Collection entries:

◇ ◇ ◇ ◇ ◇

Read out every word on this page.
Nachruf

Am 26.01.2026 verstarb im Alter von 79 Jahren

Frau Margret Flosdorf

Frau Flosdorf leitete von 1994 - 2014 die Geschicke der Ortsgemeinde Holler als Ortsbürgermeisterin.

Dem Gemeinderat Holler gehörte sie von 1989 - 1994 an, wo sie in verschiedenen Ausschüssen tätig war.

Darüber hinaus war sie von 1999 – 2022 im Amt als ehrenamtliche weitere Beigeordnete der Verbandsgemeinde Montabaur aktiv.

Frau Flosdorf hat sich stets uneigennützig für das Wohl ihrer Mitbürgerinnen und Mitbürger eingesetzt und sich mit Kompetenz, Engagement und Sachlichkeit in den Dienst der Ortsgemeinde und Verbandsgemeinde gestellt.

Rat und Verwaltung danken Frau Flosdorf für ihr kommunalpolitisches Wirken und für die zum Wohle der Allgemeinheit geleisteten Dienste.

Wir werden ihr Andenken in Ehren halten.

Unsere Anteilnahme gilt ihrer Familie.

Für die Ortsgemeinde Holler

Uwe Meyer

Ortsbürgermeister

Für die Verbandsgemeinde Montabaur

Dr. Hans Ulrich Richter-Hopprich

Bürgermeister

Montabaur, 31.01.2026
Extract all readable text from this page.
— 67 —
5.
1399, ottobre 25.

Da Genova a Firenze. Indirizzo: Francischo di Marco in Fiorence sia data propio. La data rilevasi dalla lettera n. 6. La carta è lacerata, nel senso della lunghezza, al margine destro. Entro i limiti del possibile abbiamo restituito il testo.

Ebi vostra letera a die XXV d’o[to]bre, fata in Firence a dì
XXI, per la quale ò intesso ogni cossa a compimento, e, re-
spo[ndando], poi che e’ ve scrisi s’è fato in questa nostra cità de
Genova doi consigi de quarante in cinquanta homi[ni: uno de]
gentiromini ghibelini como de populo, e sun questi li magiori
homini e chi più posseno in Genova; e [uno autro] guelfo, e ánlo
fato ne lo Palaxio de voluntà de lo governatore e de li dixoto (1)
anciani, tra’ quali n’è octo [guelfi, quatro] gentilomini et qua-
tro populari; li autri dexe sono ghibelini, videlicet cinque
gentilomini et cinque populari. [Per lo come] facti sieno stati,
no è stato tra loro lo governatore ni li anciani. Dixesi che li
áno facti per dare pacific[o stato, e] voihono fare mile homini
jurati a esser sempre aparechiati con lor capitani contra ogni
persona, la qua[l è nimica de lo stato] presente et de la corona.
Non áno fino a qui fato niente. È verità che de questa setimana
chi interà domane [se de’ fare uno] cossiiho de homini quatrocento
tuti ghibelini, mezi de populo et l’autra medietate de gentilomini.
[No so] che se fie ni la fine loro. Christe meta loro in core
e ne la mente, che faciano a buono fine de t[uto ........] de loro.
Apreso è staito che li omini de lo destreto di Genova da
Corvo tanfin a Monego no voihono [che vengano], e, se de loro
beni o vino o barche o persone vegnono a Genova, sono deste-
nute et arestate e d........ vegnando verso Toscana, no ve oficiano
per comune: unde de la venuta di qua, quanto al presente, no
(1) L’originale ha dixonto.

◇ ◇ ◇ ◇ ◇

▶ **Problem to solve**:
Collect the lines of the data that carry the word "facti".

▶ **Exercise solution**:
gentilomini et cinque populari. [Per lo come] facti sieno stati,
áno facti per dare pacific[o stato, e] voihono fare mile homini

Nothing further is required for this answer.